§ **Exercise instructions**
Each line containing the word "соотнести" must be collected.

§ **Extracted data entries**

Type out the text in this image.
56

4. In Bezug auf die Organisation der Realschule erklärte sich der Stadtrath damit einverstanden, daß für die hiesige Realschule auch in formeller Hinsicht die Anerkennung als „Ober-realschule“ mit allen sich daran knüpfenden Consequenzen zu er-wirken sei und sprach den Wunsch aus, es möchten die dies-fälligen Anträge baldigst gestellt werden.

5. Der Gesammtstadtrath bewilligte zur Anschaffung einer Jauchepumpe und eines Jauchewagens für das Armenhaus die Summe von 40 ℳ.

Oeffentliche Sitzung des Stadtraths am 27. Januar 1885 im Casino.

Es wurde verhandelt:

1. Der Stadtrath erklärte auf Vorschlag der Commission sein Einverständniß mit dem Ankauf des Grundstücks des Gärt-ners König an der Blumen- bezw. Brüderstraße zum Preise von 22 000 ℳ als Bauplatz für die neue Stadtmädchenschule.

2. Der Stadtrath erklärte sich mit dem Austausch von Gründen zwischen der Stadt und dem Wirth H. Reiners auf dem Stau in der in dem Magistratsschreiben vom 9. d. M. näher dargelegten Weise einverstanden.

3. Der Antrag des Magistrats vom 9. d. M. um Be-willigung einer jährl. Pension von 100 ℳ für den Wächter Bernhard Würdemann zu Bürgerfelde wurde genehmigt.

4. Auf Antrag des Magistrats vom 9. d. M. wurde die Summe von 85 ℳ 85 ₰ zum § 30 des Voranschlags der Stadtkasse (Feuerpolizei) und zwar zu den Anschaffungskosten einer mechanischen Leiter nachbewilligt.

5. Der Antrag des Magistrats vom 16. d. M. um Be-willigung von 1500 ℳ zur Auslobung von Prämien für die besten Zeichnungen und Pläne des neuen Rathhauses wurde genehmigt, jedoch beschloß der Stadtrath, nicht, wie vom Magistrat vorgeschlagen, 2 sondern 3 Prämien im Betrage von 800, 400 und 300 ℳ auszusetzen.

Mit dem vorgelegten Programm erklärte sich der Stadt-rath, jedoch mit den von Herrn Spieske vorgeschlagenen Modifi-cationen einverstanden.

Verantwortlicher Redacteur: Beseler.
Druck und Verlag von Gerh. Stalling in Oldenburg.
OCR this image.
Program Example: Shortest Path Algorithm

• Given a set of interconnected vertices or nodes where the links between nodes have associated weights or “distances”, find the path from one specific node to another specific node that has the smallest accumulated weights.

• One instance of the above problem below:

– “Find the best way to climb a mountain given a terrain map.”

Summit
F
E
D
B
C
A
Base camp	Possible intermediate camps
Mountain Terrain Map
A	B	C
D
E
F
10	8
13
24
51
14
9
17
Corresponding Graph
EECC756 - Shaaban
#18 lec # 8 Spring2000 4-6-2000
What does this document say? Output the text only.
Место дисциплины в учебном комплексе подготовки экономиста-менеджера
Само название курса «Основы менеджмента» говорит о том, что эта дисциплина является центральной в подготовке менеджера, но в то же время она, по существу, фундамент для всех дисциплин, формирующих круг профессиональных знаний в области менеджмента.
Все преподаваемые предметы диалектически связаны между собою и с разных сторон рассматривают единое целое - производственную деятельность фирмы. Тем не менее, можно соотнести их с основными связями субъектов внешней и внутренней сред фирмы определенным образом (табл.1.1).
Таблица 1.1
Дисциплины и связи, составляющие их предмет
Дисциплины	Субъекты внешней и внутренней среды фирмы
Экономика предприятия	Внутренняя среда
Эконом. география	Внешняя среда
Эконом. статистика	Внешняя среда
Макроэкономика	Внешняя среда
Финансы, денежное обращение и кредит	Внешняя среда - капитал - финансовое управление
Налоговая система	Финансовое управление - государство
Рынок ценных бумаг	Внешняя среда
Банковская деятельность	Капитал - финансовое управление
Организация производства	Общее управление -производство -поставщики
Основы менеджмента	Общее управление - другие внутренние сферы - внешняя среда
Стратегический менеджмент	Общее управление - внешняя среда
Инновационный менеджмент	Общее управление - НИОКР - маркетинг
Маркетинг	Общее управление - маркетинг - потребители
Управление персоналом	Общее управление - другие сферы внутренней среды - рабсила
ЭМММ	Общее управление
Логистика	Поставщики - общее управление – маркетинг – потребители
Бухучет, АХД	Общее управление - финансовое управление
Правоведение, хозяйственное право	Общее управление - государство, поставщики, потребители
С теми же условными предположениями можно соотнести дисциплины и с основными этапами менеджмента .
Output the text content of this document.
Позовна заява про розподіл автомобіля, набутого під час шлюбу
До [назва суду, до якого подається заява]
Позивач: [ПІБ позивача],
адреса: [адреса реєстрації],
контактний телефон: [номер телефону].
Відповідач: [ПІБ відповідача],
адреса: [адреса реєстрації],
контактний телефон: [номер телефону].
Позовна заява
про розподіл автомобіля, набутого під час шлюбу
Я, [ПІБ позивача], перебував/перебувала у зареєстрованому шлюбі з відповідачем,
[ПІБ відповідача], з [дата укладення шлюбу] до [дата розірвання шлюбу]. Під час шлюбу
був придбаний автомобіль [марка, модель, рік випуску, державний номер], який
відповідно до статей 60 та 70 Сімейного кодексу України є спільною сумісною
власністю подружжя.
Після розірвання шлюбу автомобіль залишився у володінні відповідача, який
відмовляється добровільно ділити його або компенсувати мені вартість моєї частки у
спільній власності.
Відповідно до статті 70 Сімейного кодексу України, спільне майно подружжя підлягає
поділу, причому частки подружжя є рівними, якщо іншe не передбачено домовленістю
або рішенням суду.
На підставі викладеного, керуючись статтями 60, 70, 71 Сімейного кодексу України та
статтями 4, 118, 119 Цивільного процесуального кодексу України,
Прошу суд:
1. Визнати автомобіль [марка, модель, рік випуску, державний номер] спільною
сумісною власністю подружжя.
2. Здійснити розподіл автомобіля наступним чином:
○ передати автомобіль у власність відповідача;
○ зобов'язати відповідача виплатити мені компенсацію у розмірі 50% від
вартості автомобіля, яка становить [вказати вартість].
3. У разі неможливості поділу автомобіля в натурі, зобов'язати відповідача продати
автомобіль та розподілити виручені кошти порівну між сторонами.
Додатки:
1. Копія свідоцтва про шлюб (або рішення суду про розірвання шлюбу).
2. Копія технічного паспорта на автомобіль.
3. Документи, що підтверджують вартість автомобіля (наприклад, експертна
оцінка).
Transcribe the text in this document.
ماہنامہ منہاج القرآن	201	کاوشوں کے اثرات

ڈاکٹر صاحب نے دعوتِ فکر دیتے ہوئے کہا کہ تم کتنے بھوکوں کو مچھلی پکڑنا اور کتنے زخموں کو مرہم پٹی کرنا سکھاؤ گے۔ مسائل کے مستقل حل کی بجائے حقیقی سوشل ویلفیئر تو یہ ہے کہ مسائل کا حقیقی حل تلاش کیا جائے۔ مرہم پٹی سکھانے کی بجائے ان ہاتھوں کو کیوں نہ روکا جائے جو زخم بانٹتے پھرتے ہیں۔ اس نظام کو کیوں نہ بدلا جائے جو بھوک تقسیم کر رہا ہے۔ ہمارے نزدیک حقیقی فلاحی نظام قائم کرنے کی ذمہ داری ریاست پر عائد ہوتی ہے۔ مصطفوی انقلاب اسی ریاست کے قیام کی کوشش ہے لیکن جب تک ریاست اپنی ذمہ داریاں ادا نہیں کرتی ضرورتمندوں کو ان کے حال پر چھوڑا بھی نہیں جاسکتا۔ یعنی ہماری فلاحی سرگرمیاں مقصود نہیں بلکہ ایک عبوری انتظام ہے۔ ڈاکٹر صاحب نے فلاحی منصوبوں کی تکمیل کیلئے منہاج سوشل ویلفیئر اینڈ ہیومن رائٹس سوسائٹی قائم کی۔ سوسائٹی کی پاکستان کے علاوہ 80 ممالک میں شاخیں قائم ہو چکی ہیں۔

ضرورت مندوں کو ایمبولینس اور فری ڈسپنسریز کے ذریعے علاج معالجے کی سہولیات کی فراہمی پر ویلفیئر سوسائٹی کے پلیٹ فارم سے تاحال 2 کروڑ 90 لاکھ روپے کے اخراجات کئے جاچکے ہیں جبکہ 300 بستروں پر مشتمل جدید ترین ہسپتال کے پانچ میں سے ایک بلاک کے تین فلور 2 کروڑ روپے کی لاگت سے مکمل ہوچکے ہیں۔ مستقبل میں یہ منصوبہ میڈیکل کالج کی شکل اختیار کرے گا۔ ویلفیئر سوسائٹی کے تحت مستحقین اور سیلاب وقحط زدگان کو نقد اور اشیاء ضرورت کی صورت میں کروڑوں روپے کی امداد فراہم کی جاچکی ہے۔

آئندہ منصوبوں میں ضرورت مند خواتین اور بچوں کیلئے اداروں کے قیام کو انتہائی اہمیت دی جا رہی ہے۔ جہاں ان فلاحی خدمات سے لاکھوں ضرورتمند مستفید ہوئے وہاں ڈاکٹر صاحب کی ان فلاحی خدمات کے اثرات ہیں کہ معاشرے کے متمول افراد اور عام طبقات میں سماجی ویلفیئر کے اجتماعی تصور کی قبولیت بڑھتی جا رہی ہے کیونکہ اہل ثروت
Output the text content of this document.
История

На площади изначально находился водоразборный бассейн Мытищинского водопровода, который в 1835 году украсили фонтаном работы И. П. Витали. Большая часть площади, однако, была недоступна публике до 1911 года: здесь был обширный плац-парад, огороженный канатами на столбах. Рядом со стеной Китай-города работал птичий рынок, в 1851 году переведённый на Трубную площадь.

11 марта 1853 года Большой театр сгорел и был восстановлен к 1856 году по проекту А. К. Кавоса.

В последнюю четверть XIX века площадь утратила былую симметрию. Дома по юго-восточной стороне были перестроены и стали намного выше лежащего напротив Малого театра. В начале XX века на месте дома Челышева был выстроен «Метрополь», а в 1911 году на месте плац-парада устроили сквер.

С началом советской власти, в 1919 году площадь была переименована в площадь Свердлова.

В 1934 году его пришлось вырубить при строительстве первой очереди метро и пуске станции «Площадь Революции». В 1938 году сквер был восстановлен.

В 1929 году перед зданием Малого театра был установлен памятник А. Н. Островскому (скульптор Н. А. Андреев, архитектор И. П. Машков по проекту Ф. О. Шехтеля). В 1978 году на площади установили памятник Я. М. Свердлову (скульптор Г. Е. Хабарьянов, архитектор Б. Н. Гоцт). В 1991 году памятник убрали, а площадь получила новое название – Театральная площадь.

§ **Reply**
Все преподаваемые предметы диалектически связаны между собою и с разных сторон рассматривают единое целое - производственную деятельность фирмы. Тем не менее, можно соотнести их с основными связями субъектов внешней и внутренней сред фирмы определенным образом (табл.1.1).
С теми же условными предположениями можно соотнести дисциплины и с основными этапами менеджмента .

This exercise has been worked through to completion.